■ **Written instruction**
Look through the material below and give the number of lines holding "estimates", with no other words.
_ _ _
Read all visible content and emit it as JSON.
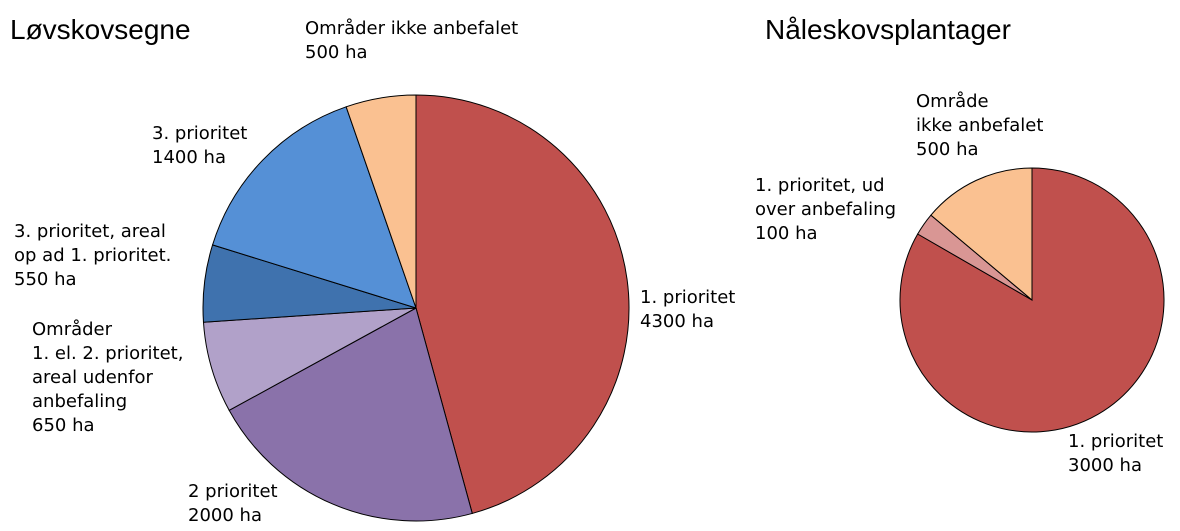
{
  "chart_data": [
    {
      "type": "pie",
      "title": "Løvskovsegne",
      "categories": [
        "1. prioritet",
        "2 prioritet",
        "Områder\n1. el. 2. prioritet,\nareal udenfor\nanbefaling",
        "3. prioritet, areal\nop ad 1. prioritet.",
        "3. prioritet",
        "Områder ikke anbefalet"
      ],
      "values": [
        4300,
        2000,
        650,
        550,
        1400,
        500
      ],
      "value_labels": [
        "4300 ha",
        "2000 ha",
        "650 ha",
        "550 ha",
        "1400 ha",
        "500 ha"
      ],
      "colors": [
        "#c0504d",
        "#8a72aa",
        "#b1a1c9",
        "#3f72ae",
        "#5590d6",
        "#fac191"
      ]
    },
    {
      "type": "pie",
      "title": "Nåleskovsplantager",
      "categories": [
        "1. prioritet",
        "1. prioritet, ud\nover anbefaling",
        "Område\nikke anbefalet"
      ],
      "values": [
        3000,
        100,
        500
      ],
      "value_labels": [
        "3000 ha",
        "100 ha",
        "500 ha"
      ],
      "colors": [
        "#c0504d",
        "#d99694",
        "#fac191"
      ]
    }
  ]
}
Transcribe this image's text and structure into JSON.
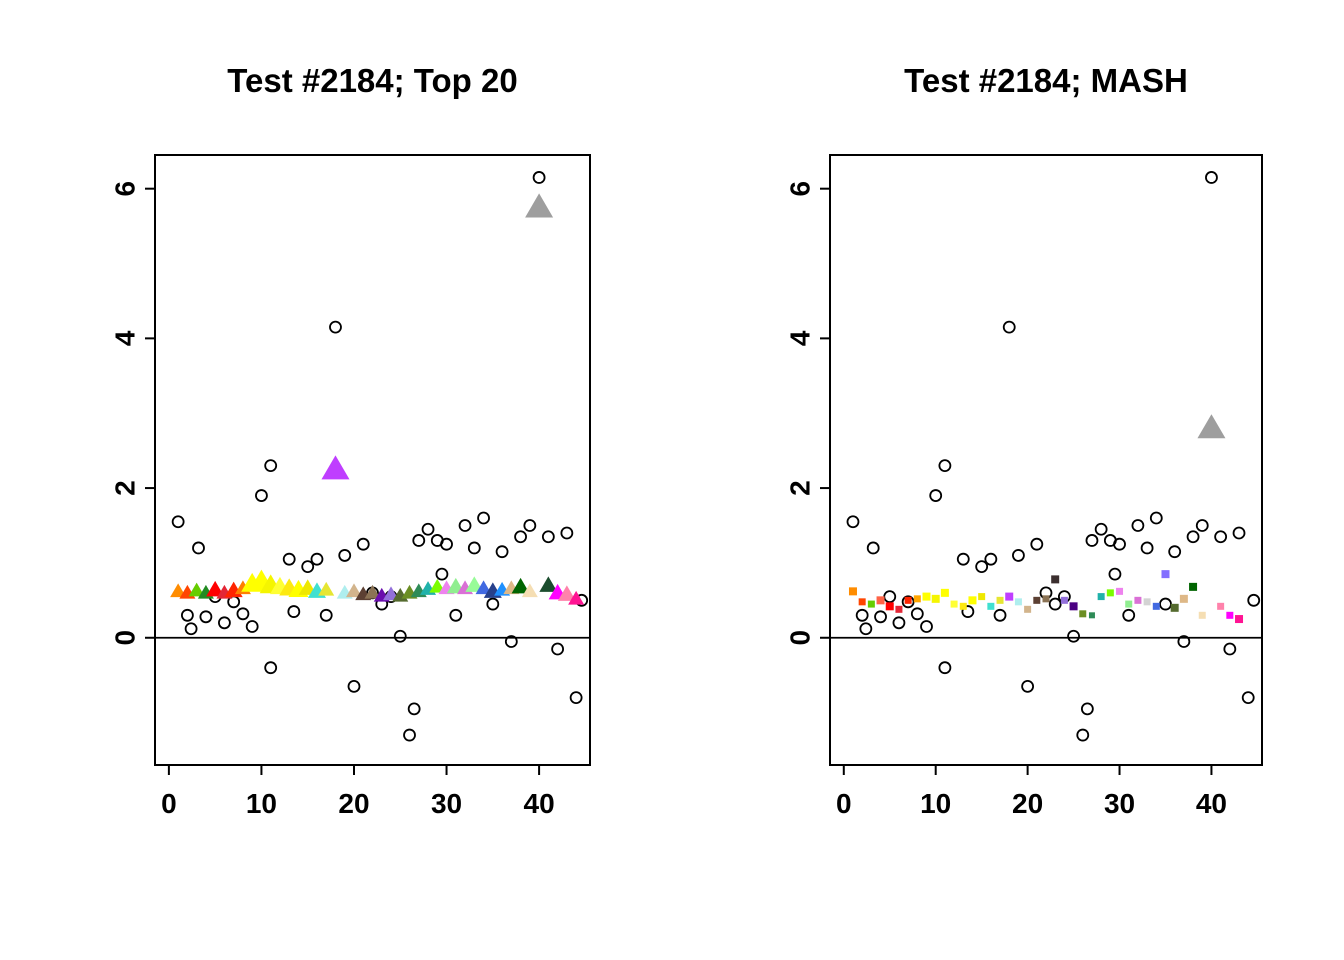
{
  "figure": {
    "background": "#ffffff",
    "description": "Two R-style scatter plots comparing effect estimates for Test #2184"
  },
  "chart_shared": {
    "circles": [
      [
        1,
        1.55
      ],
      [
        2,
        0.3
      ],
      [
        2.4,
        0.12
      ],
      [
        3.2,
        1.2
      ],
      [
        4,
        0.28
      ],
      [
        5,
        0.55
      ],
      [
        6,
        0.2
      ],
      [
        7,
        0.48
      ],
      [
        8,
        0.32
      ],
      [
        9,
        0.15
      ],
      [
        10,
        1.9
      ],
      [
        11,
        2.3
      ],
      [
        11,
        -0.4
      ],
      [
        13,
        1.05
      ],
      [
        13.5,
        0.35
      ],
      [
        15,
        0.95
      ],
      [
        16,
        1.05
      ],
      [
        17,
        0.3
      ],
      [
        18,
        4.15
      ],
      [
        19,
        1.1
      ],
      [
        20,
        -0.65
      ],
      [
        21,
        1.25
      ],
      [
        22,
        0.6
      ],
      [
        23,
        0.45
      ],
      [
        24,
        0.55
      ],
      [
        25,
        0.02
      ],
      [
        26,
        -1.3
      ],
      [
        26.5,
        -0.95
      ],
      [
        27,
        1.3
      ],
      [
        28,
        1.45
      ],
      [
        29,
        1.3
      ],
      [
        29.5,
        0.85
      ],
      [
        30,
        1.25
      ],
      [
        31,
        0.3
      ],
      [
        32,
        1.5
      ],
      [
        33,
        1.2
      ],
      [
        34,
        1.6
      ],
      [
        35,
        0.45
      ],
      [
        36,
        1.15
      ],
      [
        37,
        -0.05
      ],
      [
        38,
        1.35
      ],
      [
        39,
        1.5
      ],
      [
        40,
        6.15
      ],
      [
        41,
        1.35
      ],
      [
        42,
        -0.15
      ],
      [
        43,
        1.4
      ],
      [
        44,
        -0.8
      ],
      [
        44.6,
        0.5
      ]
    ]
  },
  "chart_data": [
    {
      "type": "scatter",
      "title": "Test #2184; Top 20",
      "xlim": [
        -1.5,
        45.5
      ],
      "ylim": [
        -1.7,
        6.45
      ],
      "xticks": [
        0,
        10,
        20,
        30,
        40
      ],
      "yticks": [
        0,
        2,
        4,
        6
      ],
      "hline": 0,
      "grid": false,
      "series": [
        {
          "name": "observed-values",
          "marker": "circle",
          "stroke": "#000000",
          "ref": "circles"
        },
        {
          "name": "top20-effect-estimates",
          "marker": "triangle",
          "points": [
            {
              "x": 1,
              "y": 0.62,
              "c": "#FF8C00",
              "s": 8
            },
            {
              "x": 2,
              "y": 0.6,
              "c": "#FF4500",
              "s": 8
            },
            {
              "x": 3,
              "y": 0.63,
              "c": "#66CD00",
              "s": 8
            },
            {
              "x": 4,
              "y": 0.6,
              "c": "#228B22",
              "s": 8
            },
            {
              "x": 5,
              "y": 0.64,
              "c": "#FF0000",
              "s": 9
            },
            {
              "x": 6,
              "y": 0.6,
              "c": "#E32636",
              "s": 8
            },
            {
              "x": 7,
              "y": 0.63,
              "c": "#FF2400",
              "s": 9
            },
            {
              "x": 8,
              "y": 0.66,
              "c": "#FF7F00",
              "s": 8
            },
            {
              "x": 9,
              "y": 0.72,
              "c": "#FFFF00",
              "s": 11
            },
            {
              "x": 10,
              "y": 0.75,
              "c": "#FFFF00",
              "s": 12
            },
            {
              "x": 11,
              "y": 0.7,
              "c": "#F5F500",
              "s": 11
            },
            {
              "x": 12,
              "y": 0.68,
              "c": "#FFFF33",
              "s": 10
            },
            {
              "x": 13,
              "y": 0.66,
              "c": "#FDE910",
              "s": 10
            },
            {
              "x": 14,
              "y": 0.64,
              "c": "#FFFF00",
              "s": 10
            },
            {
              "x": 15,
              "y": 0.66,
              "c": "#EEE800",
              "s": 9
            },
            {
              "x": 16,
              "y": 0.62,
              "c": "#40E0D0",
              "s": 9
            },
            {
              "x": 17,
              "y": 0.64,
              "c": "#E6E632",
              "s": 8
            },
            {
              "x": 18,
              "y": 2.25,
              "c": "#BF3EFF",
              "s": 14
            },
            {
              "x": 19,
              "y": 0.6,
              "c": "#AFEEEE",
              "s": 8
            },
            {
              "x": 20,
              "y": 0.62,
              "c": "#D2B48C",
              "s": 8
            },
            {
              "x": 21,
              "y": 0.58,
              "c": "#5C4033",
              "s": 8
            },
            {
              "x": 22,
              "y": 0.6,
              "c": "#8B7355",
              "s": 8
            },
            {
              "x": 23,
              "y": 0.56,
              "c": "#6A0DAD",
              "s": 8
            },
            {
              "x": 24,
              "y": 0.58,
              "c": "#9370DB",
              "s": 8
            },
            {
              "x": 25,
              "y": 0.56,
              "c": "#556B2F",
              "s": 8
            },
            {
              "x": 26,
              "y": 0.6,
              "c": "#6B8E23",
              "s": 8
            },
            {
              "x": 27,
              "y": 0.62,
              "c": "#2E8B57",
              "s": 8
            },
            {
              "x": 28,
              "y": 0.65,
              "c": "#20B2AA",
              "s": 8
            },
            {
              "x": 29,
              "y": 0.68,
              "c": "#7CFC00",
              "s": 8
            },
            {
              "x": 30,
              "y": 0.66,
              "c": "#EE82EE",
              "s": 8
            },
            {
              "x": 31,
              "y": 0.68,
              "c": "#90EE90",
              "s": 9
            },
            {
              "x": 32,
              "y": 0.66,
              "c": "#DA70D6",
              "s": 8
            },
            {
              "x": 33,
              "y": 0.7,
              "c": "#98FB98",
              "s": 9
            },
            {
              "x": 34,
              "y": 0.66,
              "c": "#4169E1",
              "s": 8
            },
            {
              "x": 35,
              "y": 0.62,
              "c": "#27408B",
              "s": 9
            },
            {
              "x": 36,
              "y": 0.64,
              "c": "#1E90FF",
              "s": 8
            },
            {
              "x": 37,
              "y": 0.66,
              "c": "#DEB887",
              "s": 8
            },
            {
              "x": 38,
              "y": 0.68,
              "c": "#006400",
              "s": 9
            },
            {
              "x": 39,
              "y": 0.62,
              "c": "#F5DEB3",
              "s": 8
            },
            {
              "x": 40,
              "y": 5.75,
              "c": "#9E9E9E",
              "s": 14
            },
            {
              "x": 41,
              "y": 0.7,
              "c": "#1B4D2E",
              "s": 9
            },
            {
              "x": 42,
              "y": 0.6,
              "c": "#FF00FF",
              "s": 9
            },
            {
              "x": 43,
              "y": 0.58,
              "c": "#FF82AB",
              "s": 9
            },
            {
              "x": 44,
              "y": 0.52,
              "c": "#FF1493",
              "s": 8
            }
          ]
        }
      ]
    },
    {
      "type": "scatter",
      "title": "Test #2184; MASH",
      "xlim": [
        -1.5,
        45.5
      ],
      "ylim": [
        -1.7,
        6.45
      ],
      "xticks": [
        0,
        10,
        20,
        30,
        40
      ],
      "yticks": [
        0,
        2,
        4,
        6
      ],
      "hline": 0,
      "grid": false,
      "series": [
        {
          "name": "observed-values",
          "marker": "circle",
          "stroke": "#000000",
          "ref": "circles"
        },
        {
          "name": "mash-effect-estimates",
          "marker": "square",
          "points": [
            {
              "x": 1,
              "y": 0.62,
              "c": "#FF8C00",
              "s": 8
            },
            {
              "x": 2,
              "y": 0.48,
              "c": "#FF4500",
              "s": 7
            },
            {
              "x": 3,
              "y": 0.45,
              "c": "#66CD00",
              "s": 7
            },
            {
              "x": 4,
              "y": 0.5,
              "c": "#FF6347",
              "s": 8
            },
            {
              "x": 5,
              "y": 0.42,
              "c": "#FF0000",
              "s": 8
            },
            {
              "x": 6,
              "y": 0.38,
              "c": "#E32636",
              "s": 7
            },
            {
              "x": 7,
              "y": 0.5,
              "c": "#FF2400",
              "s": 7
            },
            {
              "x": 8,
              "y": 0.52,
              "c": "#FFA500",
              "s": 7
            },
            {
              "x": 9,
              "y": 0.55,
              "c": "#FFFF00",
              "s": 8
            },
            {
              "x": 10,
              "y": 0.52,
              "c": "#F5F500",
              "s": 8
            },
            {
              "x": 11,
              "y": 0.6,
              "c": "#FFFF00",
              "s": 8
            },
            {
              "x": 12,
              "y": 0.45,
              "c": "#FFFF33",
              "s": 7
            },
            {
              "x": 13,
              "y": 0.42,
              "c": "#FDE910",
              "s": 7
            },
            {
              "x": 14,
              "y": 0.5,
              "c": "#FFFF00",
              "s": 8
            },
            {
              "x": 15,
              "y": 0.55,
              "c": "#EEE800",
              "s": 7
            },
            {
              "x": 16,
              "y": 0.42,
              "c": "#40E0D0",
              "s": 7
            },
            {
              "x": 17,
              "y": 0.5,
              "c": "#E6E632",
              "s": 7
            },
            {
              "x": 18,
              "y": 0.55,
              "c": "#BF3EFF",
              "s": 8
            },
            {
              "x": 19,
              "y": 0.48,
              "c": "#AFEEEE",
              "s": 7
            },
            {
              "x": 20,
              "y": 0.38,
              "c": "#D2B48C",
              "s": 7
            },
            {
              "x": 21,
              "y": 0.5,
              "c": "#5C4033",
              "s": 7
            },
            {
              "x": 22,
              "y": 0.52,
              "c": "#8B7355",
              "s": 7
            },
            {
              "x": 23,
              "y": 0.78,
              "c": "#3B2F2F",
              "s": 8
            },
            {
              "x": 24,
              "y": 0.5,
              "c": "#9370DB",
              "s": 7
            },
            {
              "x": 25,
              "y": 0.42,
              "c": "#4B0082",
              "s": 8
            },
            {
              "x": 26,
              "y": 0.32,
              "c": "#6B8E23",
              "s": 7
            },
            {
              "x": 27,
              "y": 0.3,
              "c": "#2E8B57",
              "s": 6
            },
            {
              "x": 28,
              "y": 0.55,
              "c": "#20B2AA",
              "s": 7
            },
            {
              "x": 29,
              "y": 0.6,
              "c": "#7CFC00",
              "s": 7
            },
            {
              "x": 30,
              "y": 0.62,
              "c": "#EE82EE",
              "s": 7
            },
            {
              "x": 31,
              "y": 0.45,
              "c": "#90EE90",
              "s": 7
            },
            {
              "x": 32,
              "y": 0.5,
              "c": "#DA70D6",
              "s": 7
            },
            {
              "x": 33,
              "y": 0.48,
              "c": "#D3D3D3",
              "s": 7
            },
            {
              "x": 34,
              "y": 0.42,
              "c": "#4169E1",
              "s": 7
            },
            {
              "x": 35,
              "y": 0.85,
              "c": "#836FFF",
              "s": 8
            },
            {
              "x": 36,
              "y": 0.4,
              "c": "#556B2F",
              "s": 8
            },
            {
              "x": 37,
              "y": 0.52,
              "c": "#DEB887",
              "s": 8
            },
            {
              "x": 38,
              "y": 0.68,
              "c": "#006400",
              "s": 8
            },
            {
              "x": 39,
              "y": 0.3,
              "c": "#F5DEB3",
              "s": 7
            },
            {
              "x": 41,
              "y": 0.42,
              "c": "#FF82AB",
              "s": 7
            },
            {
              "x": 42,
              "y": 0.3,
              "c": "#FF00FF",
              "s": 7
            },
            {
              "x": 43,
              "y": 0.25,
              "c": "#FF1493",
              "s": 8
            }
          ]
        },
        {
          "name": "highlighted-estimate",
          "marker": "triangle",
          "points": [
            {
              "x": 40,
              "y": 2.8,
              "c": "#9E9E9E",
              "s": 14
            }
          ]
        }
      ]
    }
  ],
  "style": {
    "axis_color": "#000000",
    "circle_stroke": "#000000",
    "title_fontsize": 33,
    "axis_fontsize": 28
  }
}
_ _ _
■ **Written solution**
3